Job:
Check every line below for the word "text" and copy each one that has it.

(Extracted records)

________________

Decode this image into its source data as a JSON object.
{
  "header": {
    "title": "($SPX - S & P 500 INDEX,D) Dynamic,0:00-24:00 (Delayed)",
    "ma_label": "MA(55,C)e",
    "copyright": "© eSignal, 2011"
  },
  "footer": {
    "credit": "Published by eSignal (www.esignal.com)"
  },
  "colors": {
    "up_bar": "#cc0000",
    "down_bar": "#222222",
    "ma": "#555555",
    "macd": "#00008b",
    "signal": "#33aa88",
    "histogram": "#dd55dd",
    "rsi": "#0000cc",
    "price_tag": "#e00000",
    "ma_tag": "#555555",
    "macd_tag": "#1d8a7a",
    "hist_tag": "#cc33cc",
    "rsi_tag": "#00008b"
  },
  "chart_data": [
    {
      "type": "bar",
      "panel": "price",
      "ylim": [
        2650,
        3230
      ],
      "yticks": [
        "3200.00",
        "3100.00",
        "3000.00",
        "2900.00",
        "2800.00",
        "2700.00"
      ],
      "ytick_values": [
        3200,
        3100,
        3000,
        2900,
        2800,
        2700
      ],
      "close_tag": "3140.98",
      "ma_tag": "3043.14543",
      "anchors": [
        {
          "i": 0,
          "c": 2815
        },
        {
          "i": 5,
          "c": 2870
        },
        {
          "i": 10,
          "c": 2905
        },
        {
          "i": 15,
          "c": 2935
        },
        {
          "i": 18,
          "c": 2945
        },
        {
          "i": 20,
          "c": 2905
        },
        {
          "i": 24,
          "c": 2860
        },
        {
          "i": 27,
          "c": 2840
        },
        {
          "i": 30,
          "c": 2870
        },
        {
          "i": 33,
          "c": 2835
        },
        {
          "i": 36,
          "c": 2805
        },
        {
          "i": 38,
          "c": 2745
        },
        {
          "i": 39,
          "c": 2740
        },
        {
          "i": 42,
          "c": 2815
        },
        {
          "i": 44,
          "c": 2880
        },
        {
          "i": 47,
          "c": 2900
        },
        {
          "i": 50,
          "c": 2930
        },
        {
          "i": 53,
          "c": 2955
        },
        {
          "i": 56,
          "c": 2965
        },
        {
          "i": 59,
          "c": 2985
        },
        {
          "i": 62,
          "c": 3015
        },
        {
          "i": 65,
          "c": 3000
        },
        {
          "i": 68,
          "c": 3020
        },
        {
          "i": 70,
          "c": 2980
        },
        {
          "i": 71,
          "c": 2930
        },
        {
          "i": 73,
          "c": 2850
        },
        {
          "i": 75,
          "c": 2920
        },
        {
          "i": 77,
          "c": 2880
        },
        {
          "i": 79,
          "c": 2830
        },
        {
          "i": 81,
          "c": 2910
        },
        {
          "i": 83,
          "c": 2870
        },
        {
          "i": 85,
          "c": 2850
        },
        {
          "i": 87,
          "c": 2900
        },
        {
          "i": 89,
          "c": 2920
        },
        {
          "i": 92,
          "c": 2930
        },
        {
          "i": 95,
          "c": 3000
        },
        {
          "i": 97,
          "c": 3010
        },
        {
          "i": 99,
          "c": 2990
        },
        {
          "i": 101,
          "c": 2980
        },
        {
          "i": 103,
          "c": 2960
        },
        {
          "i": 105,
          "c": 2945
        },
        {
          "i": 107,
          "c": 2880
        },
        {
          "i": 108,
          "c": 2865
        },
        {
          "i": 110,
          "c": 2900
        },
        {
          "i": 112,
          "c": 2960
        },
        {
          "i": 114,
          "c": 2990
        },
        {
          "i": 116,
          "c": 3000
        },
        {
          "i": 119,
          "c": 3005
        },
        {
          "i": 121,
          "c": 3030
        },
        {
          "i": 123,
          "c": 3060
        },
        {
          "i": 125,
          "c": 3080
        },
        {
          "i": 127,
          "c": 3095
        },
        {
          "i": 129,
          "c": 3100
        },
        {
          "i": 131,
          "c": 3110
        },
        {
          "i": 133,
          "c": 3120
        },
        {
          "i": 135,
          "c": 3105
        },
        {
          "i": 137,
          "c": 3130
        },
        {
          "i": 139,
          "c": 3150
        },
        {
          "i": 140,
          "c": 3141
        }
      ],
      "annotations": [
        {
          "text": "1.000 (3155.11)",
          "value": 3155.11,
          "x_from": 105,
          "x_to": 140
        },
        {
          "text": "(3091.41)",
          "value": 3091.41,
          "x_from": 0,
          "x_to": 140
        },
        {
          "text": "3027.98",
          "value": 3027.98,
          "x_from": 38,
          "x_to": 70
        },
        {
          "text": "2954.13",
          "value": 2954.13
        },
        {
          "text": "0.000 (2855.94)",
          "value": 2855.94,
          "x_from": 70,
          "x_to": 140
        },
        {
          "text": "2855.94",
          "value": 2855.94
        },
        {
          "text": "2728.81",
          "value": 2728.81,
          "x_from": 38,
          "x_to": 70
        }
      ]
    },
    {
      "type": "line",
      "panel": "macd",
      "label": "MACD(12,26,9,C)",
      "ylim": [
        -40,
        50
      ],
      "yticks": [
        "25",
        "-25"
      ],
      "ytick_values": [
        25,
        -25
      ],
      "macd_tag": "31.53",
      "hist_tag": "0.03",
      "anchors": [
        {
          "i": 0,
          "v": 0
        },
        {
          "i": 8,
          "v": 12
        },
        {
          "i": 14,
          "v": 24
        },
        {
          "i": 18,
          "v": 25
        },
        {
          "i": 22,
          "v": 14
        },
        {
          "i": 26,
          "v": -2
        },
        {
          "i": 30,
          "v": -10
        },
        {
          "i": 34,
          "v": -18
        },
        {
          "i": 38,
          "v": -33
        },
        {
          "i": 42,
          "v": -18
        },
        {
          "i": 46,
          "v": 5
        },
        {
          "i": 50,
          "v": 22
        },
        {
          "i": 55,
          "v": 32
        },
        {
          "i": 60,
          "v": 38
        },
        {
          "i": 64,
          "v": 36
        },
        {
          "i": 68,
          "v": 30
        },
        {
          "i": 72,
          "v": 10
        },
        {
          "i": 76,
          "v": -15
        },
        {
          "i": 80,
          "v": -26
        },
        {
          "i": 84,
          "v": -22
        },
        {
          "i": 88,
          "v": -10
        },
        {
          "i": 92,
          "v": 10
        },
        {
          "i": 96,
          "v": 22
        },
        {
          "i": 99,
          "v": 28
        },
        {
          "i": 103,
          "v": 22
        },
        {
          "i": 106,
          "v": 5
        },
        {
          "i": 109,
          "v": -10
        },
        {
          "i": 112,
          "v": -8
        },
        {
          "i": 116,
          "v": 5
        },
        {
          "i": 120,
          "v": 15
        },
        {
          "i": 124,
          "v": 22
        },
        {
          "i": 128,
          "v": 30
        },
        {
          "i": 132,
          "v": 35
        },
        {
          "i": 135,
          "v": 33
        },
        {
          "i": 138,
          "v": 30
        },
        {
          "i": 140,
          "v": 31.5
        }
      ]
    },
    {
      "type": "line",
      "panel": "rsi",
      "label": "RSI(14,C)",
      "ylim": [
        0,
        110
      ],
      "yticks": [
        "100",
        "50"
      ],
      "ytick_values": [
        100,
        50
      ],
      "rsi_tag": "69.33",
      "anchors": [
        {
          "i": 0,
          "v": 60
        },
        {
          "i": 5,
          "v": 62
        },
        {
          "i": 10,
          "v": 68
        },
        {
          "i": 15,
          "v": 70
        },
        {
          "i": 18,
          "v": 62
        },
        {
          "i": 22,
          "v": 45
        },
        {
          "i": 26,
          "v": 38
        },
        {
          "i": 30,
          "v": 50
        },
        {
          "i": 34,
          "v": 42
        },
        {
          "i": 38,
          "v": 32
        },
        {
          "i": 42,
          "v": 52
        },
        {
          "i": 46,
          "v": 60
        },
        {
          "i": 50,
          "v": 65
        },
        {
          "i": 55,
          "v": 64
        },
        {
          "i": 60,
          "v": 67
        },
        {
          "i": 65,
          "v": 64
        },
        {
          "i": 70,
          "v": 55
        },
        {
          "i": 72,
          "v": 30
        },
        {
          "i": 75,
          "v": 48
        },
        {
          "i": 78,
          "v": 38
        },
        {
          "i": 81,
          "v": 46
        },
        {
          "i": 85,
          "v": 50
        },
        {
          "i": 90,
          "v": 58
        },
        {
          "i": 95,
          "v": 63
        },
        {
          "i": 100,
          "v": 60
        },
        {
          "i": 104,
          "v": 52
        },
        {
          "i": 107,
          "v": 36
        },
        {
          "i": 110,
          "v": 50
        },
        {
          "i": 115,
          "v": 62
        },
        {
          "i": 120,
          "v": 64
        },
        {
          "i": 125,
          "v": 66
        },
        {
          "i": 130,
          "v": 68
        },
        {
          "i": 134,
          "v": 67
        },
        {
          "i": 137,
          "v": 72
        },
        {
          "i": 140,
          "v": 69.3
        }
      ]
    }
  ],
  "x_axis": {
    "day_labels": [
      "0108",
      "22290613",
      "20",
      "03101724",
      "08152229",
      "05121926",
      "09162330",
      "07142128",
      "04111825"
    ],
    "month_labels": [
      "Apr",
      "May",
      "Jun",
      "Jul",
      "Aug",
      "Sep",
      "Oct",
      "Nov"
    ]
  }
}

________________

Response for this exercise:
          "text": "1.000 (3155.11)",
          "text": "(3091.41)",
          "text": "3027.98",
          "text": "2954.13",
          "text": "0.000 (2855.94)",
          "text": "2855.94",
          "text": "2728.81",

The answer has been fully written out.